What you will do: Pick out each line containing the string "Lira" and copy it.
==================================================
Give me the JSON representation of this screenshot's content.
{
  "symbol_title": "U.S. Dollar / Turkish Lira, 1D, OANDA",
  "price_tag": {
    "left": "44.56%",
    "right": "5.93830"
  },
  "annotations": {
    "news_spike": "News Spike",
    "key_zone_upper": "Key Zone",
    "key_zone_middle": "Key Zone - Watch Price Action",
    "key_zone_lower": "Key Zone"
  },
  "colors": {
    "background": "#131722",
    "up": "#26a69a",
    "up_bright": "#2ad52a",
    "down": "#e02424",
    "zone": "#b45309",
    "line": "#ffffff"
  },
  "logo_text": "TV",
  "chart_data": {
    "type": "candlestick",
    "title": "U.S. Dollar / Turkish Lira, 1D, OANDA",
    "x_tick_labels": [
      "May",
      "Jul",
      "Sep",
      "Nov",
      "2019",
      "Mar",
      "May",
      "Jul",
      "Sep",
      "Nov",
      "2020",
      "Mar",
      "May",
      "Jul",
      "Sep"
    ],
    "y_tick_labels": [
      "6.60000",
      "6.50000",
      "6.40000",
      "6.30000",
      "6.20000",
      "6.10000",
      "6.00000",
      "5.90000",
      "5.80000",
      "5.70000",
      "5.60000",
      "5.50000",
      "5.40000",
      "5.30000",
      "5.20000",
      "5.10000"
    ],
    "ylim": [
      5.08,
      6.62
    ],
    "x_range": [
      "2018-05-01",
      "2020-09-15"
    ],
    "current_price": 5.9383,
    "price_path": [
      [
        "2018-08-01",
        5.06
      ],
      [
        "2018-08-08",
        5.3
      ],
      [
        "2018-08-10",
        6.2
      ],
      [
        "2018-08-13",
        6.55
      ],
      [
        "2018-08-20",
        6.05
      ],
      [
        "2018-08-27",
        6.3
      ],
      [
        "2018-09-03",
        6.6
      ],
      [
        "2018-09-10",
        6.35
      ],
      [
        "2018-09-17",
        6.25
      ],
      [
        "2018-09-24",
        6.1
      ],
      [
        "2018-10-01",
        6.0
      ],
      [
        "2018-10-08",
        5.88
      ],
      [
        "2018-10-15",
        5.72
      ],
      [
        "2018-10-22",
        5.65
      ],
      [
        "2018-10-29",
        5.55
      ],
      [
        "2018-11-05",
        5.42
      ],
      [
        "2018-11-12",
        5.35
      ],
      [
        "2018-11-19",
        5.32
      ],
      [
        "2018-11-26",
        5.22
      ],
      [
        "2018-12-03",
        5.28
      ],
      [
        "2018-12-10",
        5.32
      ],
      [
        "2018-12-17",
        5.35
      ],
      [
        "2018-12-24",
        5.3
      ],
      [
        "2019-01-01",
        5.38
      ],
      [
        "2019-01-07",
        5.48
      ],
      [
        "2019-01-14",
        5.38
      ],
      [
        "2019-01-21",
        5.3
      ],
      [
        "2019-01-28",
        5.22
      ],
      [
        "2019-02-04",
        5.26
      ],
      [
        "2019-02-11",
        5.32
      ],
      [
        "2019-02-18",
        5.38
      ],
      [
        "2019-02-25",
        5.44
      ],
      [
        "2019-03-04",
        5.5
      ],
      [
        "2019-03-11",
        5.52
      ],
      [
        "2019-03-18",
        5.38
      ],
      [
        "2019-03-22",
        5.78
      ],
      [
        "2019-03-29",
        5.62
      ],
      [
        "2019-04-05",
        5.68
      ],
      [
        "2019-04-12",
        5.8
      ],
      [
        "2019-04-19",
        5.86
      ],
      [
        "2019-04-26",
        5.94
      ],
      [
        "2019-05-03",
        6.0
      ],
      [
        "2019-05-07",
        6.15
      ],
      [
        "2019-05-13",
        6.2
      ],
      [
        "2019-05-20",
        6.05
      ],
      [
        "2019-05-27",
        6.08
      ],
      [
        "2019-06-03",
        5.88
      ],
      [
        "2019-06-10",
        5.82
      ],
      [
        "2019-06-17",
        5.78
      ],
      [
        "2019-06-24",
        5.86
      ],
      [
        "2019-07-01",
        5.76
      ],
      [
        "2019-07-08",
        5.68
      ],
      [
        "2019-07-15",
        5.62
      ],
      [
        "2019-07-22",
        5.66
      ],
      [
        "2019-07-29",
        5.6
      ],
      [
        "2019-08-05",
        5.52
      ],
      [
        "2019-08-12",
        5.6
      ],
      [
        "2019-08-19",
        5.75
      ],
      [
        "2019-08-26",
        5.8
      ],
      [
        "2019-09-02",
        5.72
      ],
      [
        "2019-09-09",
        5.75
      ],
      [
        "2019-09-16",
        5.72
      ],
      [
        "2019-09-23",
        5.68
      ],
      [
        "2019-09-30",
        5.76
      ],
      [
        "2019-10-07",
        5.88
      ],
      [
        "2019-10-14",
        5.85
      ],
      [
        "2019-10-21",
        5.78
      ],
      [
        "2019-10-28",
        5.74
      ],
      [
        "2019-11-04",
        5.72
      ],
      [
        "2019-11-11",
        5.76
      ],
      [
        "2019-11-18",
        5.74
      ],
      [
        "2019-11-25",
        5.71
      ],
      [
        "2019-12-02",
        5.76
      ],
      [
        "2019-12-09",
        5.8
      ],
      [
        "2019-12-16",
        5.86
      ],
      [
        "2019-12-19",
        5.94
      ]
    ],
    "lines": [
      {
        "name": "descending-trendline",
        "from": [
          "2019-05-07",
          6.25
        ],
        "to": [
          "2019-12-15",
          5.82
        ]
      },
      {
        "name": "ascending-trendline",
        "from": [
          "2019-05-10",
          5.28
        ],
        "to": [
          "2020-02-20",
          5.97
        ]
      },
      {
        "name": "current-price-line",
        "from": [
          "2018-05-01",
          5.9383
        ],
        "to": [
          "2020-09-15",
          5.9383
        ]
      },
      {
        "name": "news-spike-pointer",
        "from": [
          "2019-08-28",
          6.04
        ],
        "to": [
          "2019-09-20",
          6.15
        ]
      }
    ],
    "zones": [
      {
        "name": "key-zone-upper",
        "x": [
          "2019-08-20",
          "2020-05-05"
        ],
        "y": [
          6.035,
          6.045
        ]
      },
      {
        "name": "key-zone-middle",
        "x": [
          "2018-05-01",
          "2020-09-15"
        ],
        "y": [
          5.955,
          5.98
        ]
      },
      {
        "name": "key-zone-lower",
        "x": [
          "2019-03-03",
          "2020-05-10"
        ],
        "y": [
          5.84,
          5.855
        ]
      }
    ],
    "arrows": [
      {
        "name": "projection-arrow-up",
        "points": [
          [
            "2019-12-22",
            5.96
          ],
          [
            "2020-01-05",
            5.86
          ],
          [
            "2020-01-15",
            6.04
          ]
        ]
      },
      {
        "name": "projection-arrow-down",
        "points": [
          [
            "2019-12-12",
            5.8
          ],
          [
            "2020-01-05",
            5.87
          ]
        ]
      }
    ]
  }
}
==================================================
Full response:
  "symbol_title": "U.S. Dollar / Turkish Lira, 1D, OANDA",
    "title": "U.S. Dollar / Turkish Lira, 1D, OANDA",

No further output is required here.